Document
- - -
Remote storage over SSH/SFTP.

Basic Setup

dvc remote add sshremote ssh://user@example.com:/path/to/storage

Authentication

user
string
SSH username.
password
string
SSH password (not recommended, use key-based auth).
ask_password
boolean
Prompt for password interactively.
keyfile
string
Path to SSH private key file.
passphrase
string
Passphrase for encrypted private key.
ask_passphrase
boolean
Prompt for passphrase interactively.
gss_auth
boolean
Use GSS-API authentication.
allow_agent
boolean
Allow SSH agent for authentication.

Connection Settings

port
integer
default:"22"
SSH port number.
timeout
integer
Connection timeout in seconds.
max_sessions
integer
Maximum number of concurrent SSH sessions.

Cache Settings

type
string
Cache link type on remote: reflink, hardlink, symlink, or copy.

Example

dvc remote add ssh ssh://user@server.com:/data/dvc-storage
dvc remote modify ssh port 2222
dvc remote modify ssh keyfile ~/.ssh/id_rsa_dvc

HDFS

Hadoop Distributed File System.

Basic Setup

dvc remote add hdfsremote hdfs://namenode:8020/path/to/storage

Parameters

user
string
HDFS username.
kerb_ticket
string
Path to Kerberos ticket cache file.
replication
integer
HDFS replication factor.

WebHDFS

Web-based HDFS access.

Basic Setup

dvc remote add webhdfs webhdfs://namenode:50070/path/to/storage

Authentication

user
string
WebHDFS username.
password
string
WebHDFS password.
kerberos
boolean
Use Kerberos authentication.
kerberos_principal
string
Kerberos principal name.
token
string
Delegation token.
- - -
Stated goal A
Reproduce, word for word, the part of the remote storage documentation that opens with the words containing "Connection Settings" and closes with "concurrent SSH sessions.".
Stated goal B
Decide whether each statement agrees with the remote storage documentation, answering yes or no and quoting the deciding words: (i) The SSH port defaults to 22. (ii) The HDFS setup example connects to the namenode on port 50070. (iii) Password authentication is the recommended SSH method.
Stated goal C
Pick up the remote storage documentation after its last line and carry it forward.
The listing after the remote storage documentation is separate material.
- - -
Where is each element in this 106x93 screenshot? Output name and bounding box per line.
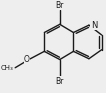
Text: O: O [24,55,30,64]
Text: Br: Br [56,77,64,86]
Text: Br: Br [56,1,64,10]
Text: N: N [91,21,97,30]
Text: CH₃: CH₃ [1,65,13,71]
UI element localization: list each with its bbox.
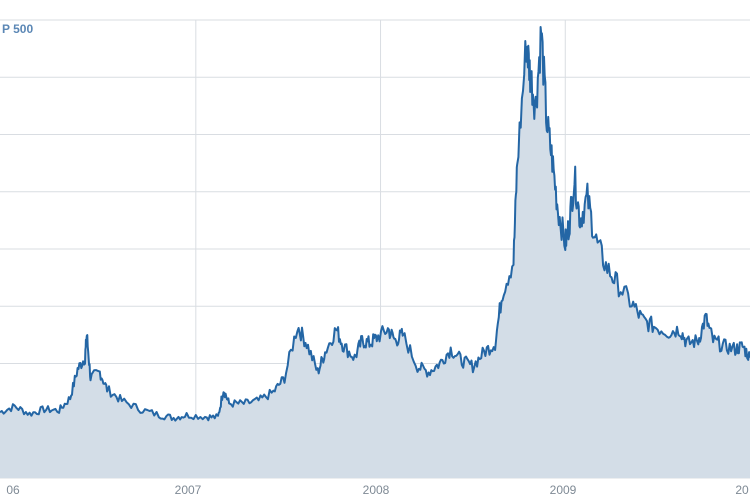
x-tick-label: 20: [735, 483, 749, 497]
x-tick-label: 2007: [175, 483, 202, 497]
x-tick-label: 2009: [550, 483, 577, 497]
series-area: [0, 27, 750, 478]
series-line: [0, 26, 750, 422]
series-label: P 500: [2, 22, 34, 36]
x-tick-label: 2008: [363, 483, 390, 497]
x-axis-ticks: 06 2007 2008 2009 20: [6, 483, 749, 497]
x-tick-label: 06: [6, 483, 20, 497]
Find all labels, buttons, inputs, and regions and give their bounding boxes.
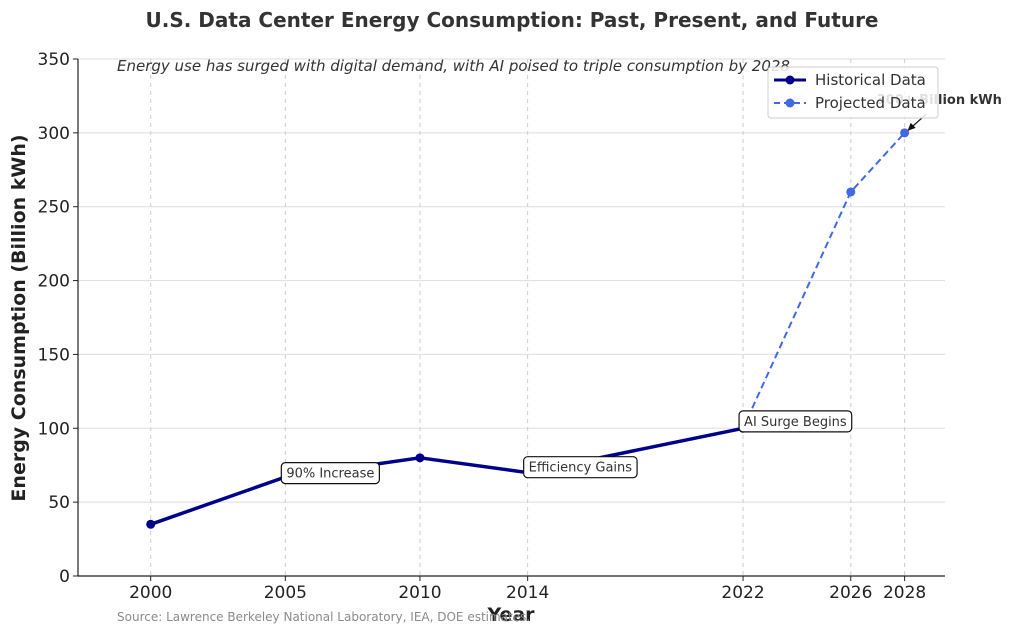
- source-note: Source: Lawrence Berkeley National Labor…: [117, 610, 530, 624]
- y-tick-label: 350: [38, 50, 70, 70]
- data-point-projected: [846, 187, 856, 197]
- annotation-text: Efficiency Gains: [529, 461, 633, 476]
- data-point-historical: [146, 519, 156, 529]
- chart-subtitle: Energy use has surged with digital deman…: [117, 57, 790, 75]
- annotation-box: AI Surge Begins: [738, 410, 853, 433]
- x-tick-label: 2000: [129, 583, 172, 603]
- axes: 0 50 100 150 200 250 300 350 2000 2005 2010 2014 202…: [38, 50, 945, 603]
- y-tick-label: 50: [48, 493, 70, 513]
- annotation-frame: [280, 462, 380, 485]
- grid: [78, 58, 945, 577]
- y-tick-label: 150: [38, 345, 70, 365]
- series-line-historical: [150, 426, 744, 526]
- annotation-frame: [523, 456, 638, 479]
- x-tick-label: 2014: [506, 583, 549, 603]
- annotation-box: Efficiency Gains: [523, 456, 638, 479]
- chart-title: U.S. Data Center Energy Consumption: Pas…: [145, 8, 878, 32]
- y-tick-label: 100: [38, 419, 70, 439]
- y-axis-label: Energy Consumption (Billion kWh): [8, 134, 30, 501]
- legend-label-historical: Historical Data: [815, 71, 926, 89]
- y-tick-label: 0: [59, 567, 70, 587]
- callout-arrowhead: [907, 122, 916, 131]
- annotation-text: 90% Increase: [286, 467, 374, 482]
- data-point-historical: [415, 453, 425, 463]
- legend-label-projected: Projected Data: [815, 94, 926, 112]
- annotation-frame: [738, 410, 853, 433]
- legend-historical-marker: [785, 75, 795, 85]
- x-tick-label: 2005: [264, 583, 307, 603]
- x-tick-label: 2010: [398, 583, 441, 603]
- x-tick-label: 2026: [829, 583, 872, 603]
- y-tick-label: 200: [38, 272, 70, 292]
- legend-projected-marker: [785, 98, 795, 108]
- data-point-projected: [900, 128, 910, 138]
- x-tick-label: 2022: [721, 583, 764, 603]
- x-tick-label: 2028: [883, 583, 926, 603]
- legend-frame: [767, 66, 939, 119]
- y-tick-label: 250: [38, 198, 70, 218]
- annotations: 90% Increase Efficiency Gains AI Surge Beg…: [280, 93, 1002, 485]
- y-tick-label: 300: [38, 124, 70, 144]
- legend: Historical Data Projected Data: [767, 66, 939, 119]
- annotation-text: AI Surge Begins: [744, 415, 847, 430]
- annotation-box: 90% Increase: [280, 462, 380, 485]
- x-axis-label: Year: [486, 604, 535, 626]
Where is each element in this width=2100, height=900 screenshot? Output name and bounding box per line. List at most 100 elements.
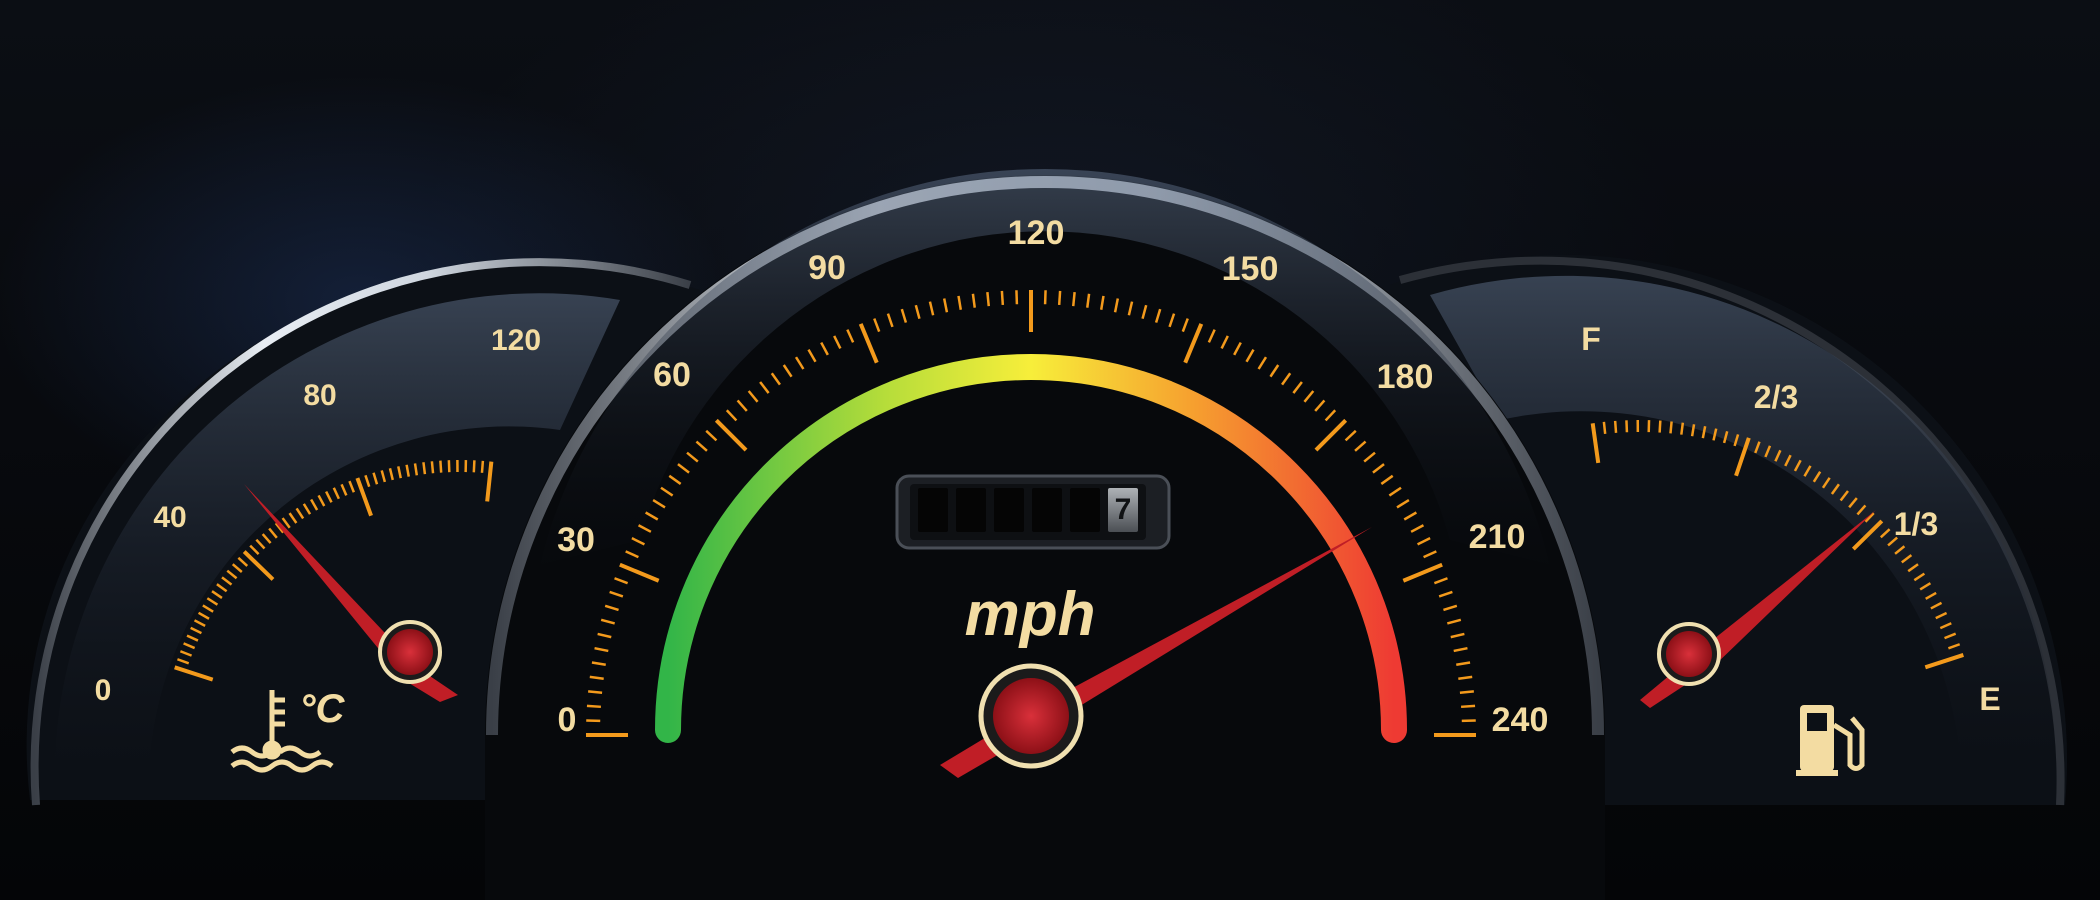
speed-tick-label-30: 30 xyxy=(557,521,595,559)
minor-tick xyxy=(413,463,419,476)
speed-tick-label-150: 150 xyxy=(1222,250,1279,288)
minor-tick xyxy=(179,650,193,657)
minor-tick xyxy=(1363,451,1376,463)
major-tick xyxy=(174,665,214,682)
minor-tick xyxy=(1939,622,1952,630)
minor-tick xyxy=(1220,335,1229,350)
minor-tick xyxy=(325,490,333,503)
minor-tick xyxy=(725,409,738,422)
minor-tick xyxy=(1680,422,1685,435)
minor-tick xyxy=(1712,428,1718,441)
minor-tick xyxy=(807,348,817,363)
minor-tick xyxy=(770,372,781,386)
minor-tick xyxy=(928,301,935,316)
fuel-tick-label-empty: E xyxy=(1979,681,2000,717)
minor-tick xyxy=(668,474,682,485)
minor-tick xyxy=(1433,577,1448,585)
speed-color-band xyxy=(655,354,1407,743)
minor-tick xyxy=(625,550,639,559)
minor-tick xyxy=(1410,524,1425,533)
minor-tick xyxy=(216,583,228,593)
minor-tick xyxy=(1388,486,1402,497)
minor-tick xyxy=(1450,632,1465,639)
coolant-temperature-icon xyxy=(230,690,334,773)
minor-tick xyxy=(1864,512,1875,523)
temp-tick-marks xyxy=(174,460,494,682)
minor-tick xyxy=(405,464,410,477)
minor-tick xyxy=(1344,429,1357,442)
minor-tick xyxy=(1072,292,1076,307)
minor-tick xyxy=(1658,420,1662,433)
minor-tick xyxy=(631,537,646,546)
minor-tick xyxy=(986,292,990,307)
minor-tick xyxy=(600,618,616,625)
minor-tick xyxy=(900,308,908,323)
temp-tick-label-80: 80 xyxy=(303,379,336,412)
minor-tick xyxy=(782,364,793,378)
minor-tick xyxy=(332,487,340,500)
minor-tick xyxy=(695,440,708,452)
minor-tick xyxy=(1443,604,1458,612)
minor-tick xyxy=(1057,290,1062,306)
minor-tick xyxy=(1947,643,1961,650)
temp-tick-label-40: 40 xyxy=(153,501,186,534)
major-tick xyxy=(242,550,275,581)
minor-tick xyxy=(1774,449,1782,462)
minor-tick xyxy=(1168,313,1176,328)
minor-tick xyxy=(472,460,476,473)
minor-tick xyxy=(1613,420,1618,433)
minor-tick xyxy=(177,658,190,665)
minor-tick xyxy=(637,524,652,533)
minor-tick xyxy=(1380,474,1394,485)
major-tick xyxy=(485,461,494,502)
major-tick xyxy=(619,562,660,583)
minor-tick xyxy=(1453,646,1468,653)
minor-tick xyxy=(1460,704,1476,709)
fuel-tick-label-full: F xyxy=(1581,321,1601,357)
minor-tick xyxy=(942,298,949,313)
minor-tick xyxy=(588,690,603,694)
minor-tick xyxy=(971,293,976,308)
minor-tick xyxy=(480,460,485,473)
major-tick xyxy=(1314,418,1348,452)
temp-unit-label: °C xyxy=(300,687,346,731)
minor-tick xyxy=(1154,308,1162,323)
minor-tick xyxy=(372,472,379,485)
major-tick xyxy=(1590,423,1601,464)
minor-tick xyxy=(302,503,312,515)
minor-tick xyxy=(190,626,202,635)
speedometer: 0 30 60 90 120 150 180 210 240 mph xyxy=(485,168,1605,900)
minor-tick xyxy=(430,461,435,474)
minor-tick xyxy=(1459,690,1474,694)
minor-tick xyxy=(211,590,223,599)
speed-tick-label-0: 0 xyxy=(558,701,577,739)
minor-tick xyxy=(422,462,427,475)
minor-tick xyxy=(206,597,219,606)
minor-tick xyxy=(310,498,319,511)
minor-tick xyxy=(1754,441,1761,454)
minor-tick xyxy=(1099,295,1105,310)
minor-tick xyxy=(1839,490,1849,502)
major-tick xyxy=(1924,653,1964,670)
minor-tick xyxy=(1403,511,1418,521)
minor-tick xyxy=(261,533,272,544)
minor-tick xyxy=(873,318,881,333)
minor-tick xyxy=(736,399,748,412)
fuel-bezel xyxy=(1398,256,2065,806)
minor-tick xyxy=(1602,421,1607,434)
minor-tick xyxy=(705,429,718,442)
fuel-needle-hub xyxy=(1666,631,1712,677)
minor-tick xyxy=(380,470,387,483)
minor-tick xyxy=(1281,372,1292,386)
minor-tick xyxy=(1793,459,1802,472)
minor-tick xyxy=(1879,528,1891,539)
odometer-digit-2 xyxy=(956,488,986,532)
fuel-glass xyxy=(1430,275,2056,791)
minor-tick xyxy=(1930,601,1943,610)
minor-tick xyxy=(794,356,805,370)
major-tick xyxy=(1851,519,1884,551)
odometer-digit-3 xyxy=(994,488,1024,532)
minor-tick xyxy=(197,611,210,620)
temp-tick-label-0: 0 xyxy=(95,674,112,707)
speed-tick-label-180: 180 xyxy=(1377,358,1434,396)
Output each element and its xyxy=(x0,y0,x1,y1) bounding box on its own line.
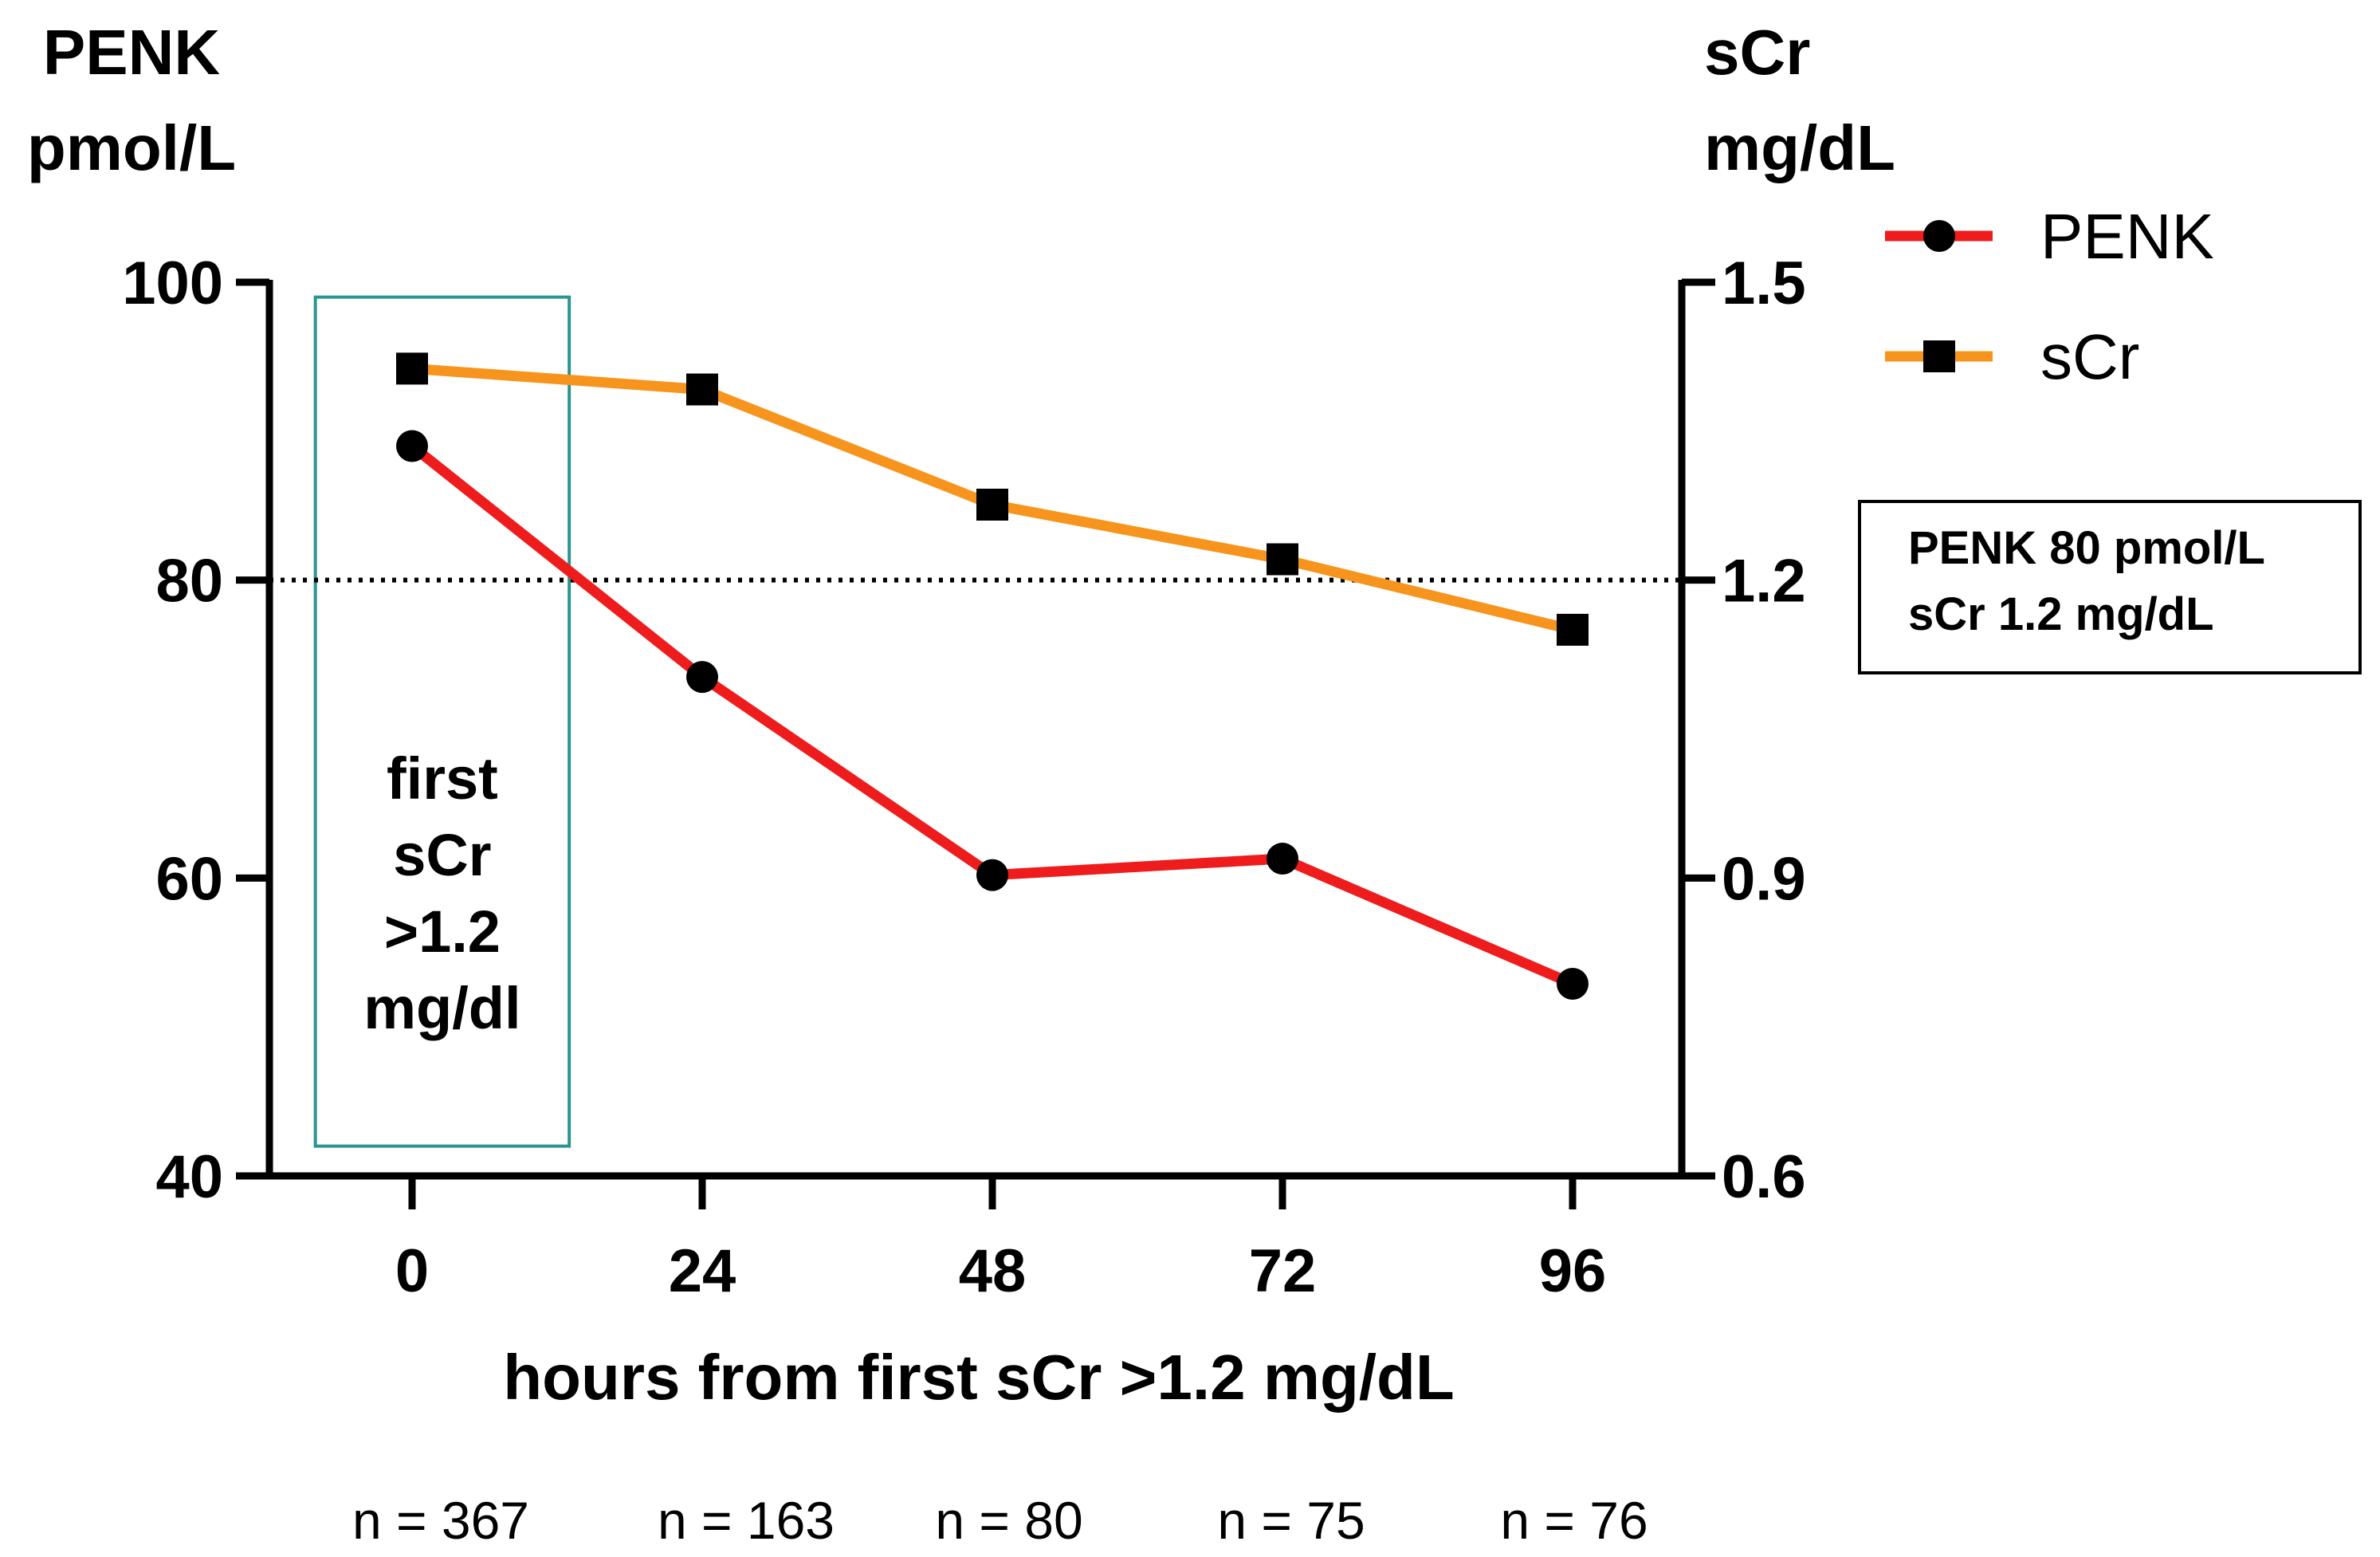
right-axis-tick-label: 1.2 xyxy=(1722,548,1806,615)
- - -
Written reply A
Connection Settings

port
integer
default:"22"
SSH port number.
timeout
integer
Connection timeout in seconds.
max_sessions
integer
Maximum number of concurrent SSH sessions.

Written reply B
(i) Yes: "default:"22"" and "SSH port number."
(ii) No: "dvc remote add hdfsremote hdfs://namenode:8020/path/to/storage"
(iii) No: "SSH password (not recommended, use key-based auth)."

Written reply C
Settings

use_https
boolean
Use HTTPS instead of HTTP.
ssl_verify
boolean | string
Verify SSL certificates.
proxy_to
string
Proxy to specific DataNode.
data_proxy_target
string
Target for data proxy operations.

Alibaba OSS

Alibaba Cloud Object Storage Service.

Basic Setup

dvc remote add oss oss://mybucket/path

Authentication

oss_key_id
string
OSS access key ID.
oss_key_secret
string
OSS access key secret.
oss_endpoint
string
OSS endpoint URL (e.g., oss-cn-hangzhou.aliyuncs.com).

Example

dvc remote add oss oss://my-bucket/dvc-storage
dvc remote modify oss oss_endpoint oss-cn-beijing.aliyuncs.com
dvc config --local remote.oss.oss_key_id YOUR_KEY_ID
dvc config --local remote.oss.oss_key_secret YOUR_KEY_SECRET

Google Drive

Google Drive backend (experimental).

Basic Setup

dvc remote add gdrive gdrive://folder-id

Authentication

gdrive_client_id
string
Google OAuth client ID.
gdrive_client_secret
string
Google OAuth client secret.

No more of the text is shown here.